#### [Set exercise]
Repeat each line of the material below exactly as it appears, minus any pictures.

Extracted data entries

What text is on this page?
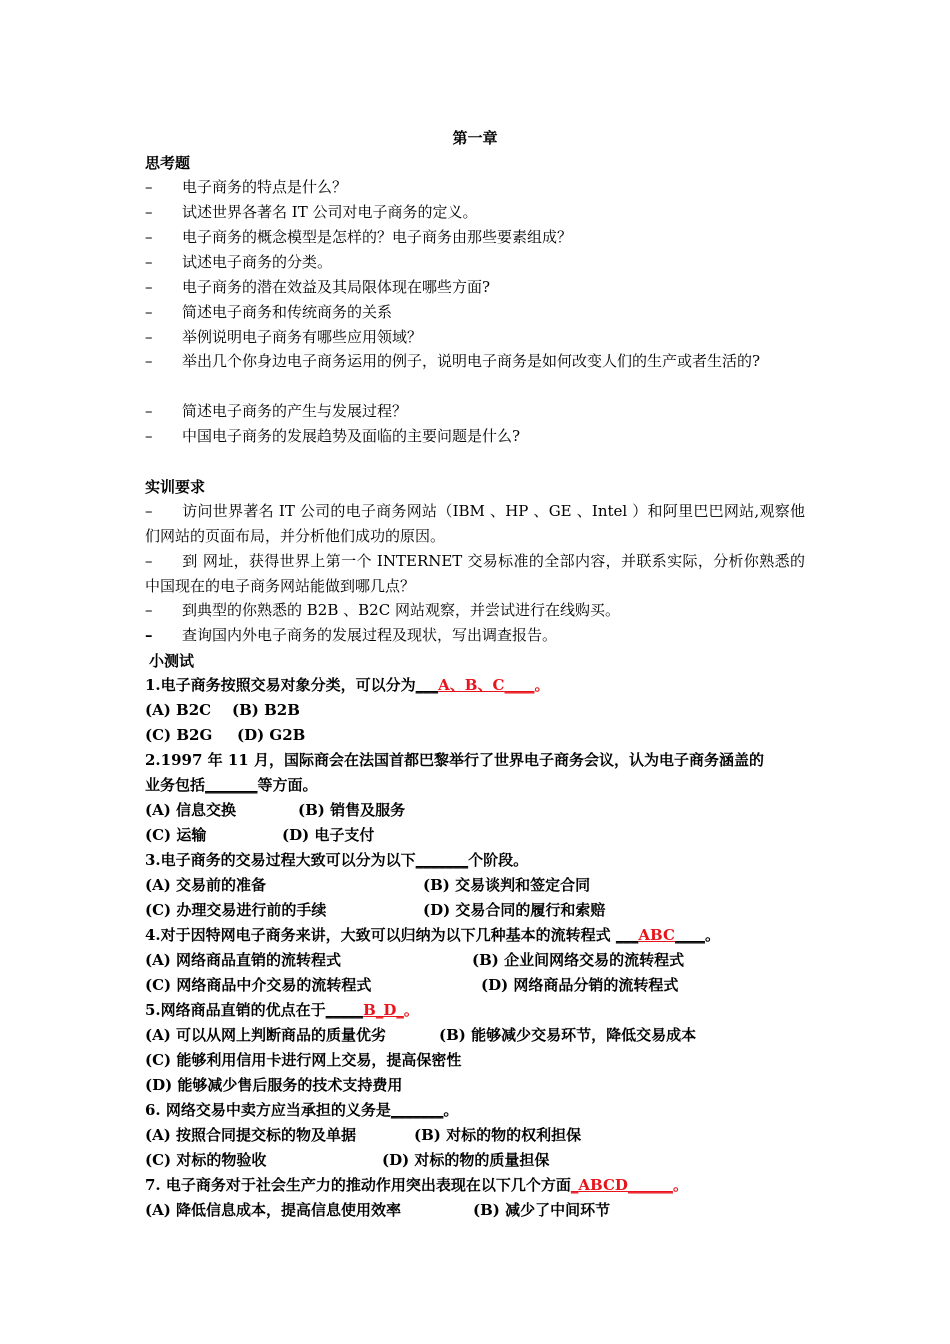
第一章
思考题
– 电子商务的特点是什么？
– 试述世界各著名 IT 公司对电子商务的定义。
– 电子商务的概念模型是怎样的？电子商务由那些要素组成？
– 试述电子商务的分类。
– 电子商务的潜在效益及其局限体现在哪些方面?
– 简述电子商务和传统商务的关系
– 举例说明电子商务有哪些应用领域？
– 举出几个你身边电子商务运用的例子，说明电子商务是如何改变人们的生产或者生活的?
– 简述电子商务的产生与发展过程？
– 中国电子商务的发展趋势及面临的主要问题是什么?
实训要求
– 访问世界著名 IT 公司的电子商务网站（IBM 、HP 、GE 、Intel ）和阿里巴巴网站,观察他们网站的页面布局，并分析他们成功的原因。
– 到 网址，获得世界上第一个 INTERNET 交易标准的全部内容，并联系实际，分析你熟悉的中国现在的电子商务网站能做到哪几点？
– 到典型的你熟悉的 B2B 、B2C 网站观察，并尝试进行在线购买。
– 查询国内外电子商务的发展过程及现状，写出调查报告。
小测试
1.电子商务按照交易对象分类，可以分为___A、B、C____。
(A) B2C (B) B2B
(C) B2G (D) G2B
2.1997 年 11 月，国际商会在法国首都巴黎举行了世界电子商务会议，认为电子商务涵盖的
业务包括_______等方面。
(A) 信息交换	(B) 销售及服务
(C) 运输	(D) 电子支付
3.电子商务的交易过程大致可以分为以下_______个阶段。
(A) 交易前的准备	(B) 交易谈判和签定合同
(C) 办理交易进行前的手续	(D) 交易合同的履行和索赔
4.对于因特网电子商务来讲，大致可以归纳为以下几种基本的流转程式 ___ABC____。
(A) 网络商品直销的流转程式	(B) 企业间网络交易的流转程式
(C) 网络商品中介交易的流转程式	(D) 网络商品分销的流转程式
5.网络商品直销的优点在于_____B_D_。
(A) 可以从网上判断商品的质量优劣	(B) 能够减少交易环节，降低交易成本
(C) 能够利用信用卡进行网上交易，提高保密性
(D) 能够减少售后服务的技术支持费用
6. 网络交易中卖方应当承担的义务是_______。
(A) 按照合同提交标的物及单据	(B) 对标的物的权利担保
(C) 对标的物验收	(D) 对标的物的质量担保
7. 电子商务对于社会生产力的推动作用突出表现在以下几个方面_ABCD______。
(A) 降低信息成本，提高信息使用效率	(B) 减少了中间环节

#### [Task solution]
What text is on this page?
第一章
思考题
– 电子商务的特点是什么？
– 试述世界各著名 IT 公司对电子商务的定义。
– 电子商务的概念模型是怎样的？电子商务由那些要素组成？
– 试述电子商务的分类。
– 电子商务的潜在效益及其局限体现在哪些方面?
– 简述电子商务和传统商务的关系
– 举例说明电子商务有哪些应用领域？
– 举出几个你身边电子商务运用的例子，说明电子商务是如何改变人们的生产或者生活的?
– 简述电子商务的产生与发展过程？
– 中国电子商务的发展趋势及面临的主要问题是什么?
实训要求
– 访问世界著名 IT 公司的电子商务网站（IBM 、HP 、GE 、Intel ）和阿里巴巴网站,观察他们网站的页面布局，并分析他们成功的原因。
– 到 网址，获得世界上第一个 INTERNET 交易标准的全部内容，并联系实际，分析你熟悉的中国现在的电子商务网站能做到哪几点？
– 到典型的你熟悉的 B2B 、B2C 网站观察，并尝试进行在线购买。
– 查询国内外电子商务的发展过程及现状，写出调查报告。
小测试
1.电子商务按照交易对象分类，可以分为___A、B、C____。
(A) B2C (B) B2B
(C) B2G (D) G2B
2.1997 年 11 月，国际商会在法国首都巴黎举行了世界电子商务会议，认为电子商务涵盖的
业务包括_______等方面。
(A) 信息交换	(B) 销售及服务
(C) 运输	(D) 电子支付
3.电子商务的交易过程大致可以分为以下_______个阶段。
(A) 交易前的准备	(B) 交易谈判和签定合同
(C) 办理交易进行前的手续	(D) 交易合同的履行和索赔
4.对于因特网电子商务来讲，大致可以归纳为以下几种基本的流转程式 ___ABC____。
(A) 网络商品直销的流转程式	(B) 企业间网络交易的流转程式
(C) 网络商品中介交易的流转程式	(D) 网络商品分销的流转程式
5.网络商品直销的优点在于_____B_D_。
(A) 可以从网上判断商品的质量优劣	(B) 能够减少交易环节，降低交易成本
(C) 能够利用信用卡进行网上交易，提高保密性
(D) 能够减少售后服务的技术支持费用
6. 网络交易中卖方应当承担的义务是_______。
(A) 按照合同提交标的物及单据	(B) 对标的物的权利担保
(C) 对标的物验收	(D) 对标的物的质量担保
7. 电子商务对于社会生产力的推动作用突出表现在以下几个方面_ABCD______。
(A) 降低信息成本，提高信息使用效率	(B) 减少了中间环节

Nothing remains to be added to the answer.